> AIM OF THE EXERCISE
Look through the records below and collect all lines that hold the string "Photometric".

# # # # #

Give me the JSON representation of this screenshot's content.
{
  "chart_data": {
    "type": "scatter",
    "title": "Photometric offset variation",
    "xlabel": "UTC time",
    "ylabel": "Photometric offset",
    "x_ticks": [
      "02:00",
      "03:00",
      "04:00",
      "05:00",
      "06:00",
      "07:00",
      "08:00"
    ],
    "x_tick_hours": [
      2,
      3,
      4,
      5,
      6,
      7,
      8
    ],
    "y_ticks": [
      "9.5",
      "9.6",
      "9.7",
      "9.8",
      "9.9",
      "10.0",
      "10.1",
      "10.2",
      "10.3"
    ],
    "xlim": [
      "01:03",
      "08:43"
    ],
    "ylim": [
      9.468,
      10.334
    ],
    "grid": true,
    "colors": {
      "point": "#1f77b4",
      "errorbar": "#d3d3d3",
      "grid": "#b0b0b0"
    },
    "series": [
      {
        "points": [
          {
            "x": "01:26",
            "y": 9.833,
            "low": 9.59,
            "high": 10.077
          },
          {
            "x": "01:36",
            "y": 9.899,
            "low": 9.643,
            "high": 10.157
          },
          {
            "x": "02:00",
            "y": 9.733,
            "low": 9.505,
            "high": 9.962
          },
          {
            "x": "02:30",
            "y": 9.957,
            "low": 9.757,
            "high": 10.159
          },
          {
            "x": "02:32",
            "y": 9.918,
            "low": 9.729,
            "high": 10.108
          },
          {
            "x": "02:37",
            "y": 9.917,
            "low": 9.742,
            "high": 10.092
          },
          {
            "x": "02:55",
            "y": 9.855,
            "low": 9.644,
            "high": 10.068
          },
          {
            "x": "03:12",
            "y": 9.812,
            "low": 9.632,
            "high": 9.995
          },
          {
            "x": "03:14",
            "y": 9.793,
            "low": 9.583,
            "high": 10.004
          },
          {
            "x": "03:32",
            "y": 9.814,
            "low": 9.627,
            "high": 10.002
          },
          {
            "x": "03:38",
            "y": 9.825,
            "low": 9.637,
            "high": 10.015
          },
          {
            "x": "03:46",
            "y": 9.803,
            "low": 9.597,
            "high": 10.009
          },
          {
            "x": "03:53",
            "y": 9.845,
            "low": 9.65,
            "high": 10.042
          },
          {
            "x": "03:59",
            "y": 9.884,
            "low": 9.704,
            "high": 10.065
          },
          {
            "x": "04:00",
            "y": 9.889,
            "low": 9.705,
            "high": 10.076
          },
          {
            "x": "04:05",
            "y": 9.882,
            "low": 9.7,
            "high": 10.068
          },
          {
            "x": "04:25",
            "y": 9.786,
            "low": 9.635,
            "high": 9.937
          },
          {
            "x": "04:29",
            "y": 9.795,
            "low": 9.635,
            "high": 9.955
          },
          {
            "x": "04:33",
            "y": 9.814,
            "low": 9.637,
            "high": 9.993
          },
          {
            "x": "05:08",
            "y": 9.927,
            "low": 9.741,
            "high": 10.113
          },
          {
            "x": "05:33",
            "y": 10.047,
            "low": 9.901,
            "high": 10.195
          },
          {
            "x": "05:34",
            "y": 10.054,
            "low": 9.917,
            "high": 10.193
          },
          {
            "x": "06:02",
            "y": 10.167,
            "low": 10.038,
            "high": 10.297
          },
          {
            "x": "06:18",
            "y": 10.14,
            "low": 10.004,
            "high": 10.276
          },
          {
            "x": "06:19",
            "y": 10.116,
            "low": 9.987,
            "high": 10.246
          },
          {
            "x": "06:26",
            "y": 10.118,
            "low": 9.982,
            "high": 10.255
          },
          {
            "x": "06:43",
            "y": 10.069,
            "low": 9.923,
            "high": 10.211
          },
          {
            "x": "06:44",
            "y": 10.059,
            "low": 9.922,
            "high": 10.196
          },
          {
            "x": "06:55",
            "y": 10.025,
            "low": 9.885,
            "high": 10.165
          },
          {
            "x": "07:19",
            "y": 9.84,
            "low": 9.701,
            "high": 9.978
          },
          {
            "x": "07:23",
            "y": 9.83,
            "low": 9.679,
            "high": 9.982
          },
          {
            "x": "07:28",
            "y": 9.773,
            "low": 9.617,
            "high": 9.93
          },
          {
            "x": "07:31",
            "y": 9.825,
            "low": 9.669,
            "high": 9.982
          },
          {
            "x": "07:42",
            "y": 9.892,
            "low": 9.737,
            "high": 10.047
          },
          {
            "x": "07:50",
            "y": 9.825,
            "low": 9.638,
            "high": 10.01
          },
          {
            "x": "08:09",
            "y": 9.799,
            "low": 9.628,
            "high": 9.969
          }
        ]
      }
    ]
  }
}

# # # # #

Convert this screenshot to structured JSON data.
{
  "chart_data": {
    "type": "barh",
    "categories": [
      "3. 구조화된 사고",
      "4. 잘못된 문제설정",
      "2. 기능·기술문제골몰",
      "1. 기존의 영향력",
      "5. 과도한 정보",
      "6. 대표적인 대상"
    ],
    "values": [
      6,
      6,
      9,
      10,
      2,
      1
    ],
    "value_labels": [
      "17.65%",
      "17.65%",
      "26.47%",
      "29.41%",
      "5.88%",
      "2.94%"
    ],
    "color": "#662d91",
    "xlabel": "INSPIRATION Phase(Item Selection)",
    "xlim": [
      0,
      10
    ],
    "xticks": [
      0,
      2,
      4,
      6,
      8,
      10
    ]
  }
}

# # # # #

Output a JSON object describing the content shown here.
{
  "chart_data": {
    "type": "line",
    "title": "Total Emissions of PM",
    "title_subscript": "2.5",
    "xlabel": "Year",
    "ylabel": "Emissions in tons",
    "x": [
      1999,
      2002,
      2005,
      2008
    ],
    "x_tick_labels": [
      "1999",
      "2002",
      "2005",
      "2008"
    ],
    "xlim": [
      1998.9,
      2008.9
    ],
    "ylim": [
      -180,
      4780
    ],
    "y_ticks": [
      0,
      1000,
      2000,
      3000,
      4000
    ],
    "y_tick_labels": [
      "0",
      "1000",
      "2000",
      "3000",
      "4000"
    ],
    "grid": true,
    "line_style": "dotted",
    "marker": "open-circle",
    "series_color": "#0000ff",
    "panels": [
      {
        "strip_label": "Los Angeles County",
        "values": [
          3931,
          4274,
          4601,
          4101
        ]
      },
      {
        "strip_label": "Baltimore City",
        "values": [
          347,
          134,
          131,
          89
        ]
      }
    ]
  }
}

# # # # #

> OUTPUT OF THE EXERCISE
    "title": "Photometric offset variation",
    "ylabel": "Photometric offset",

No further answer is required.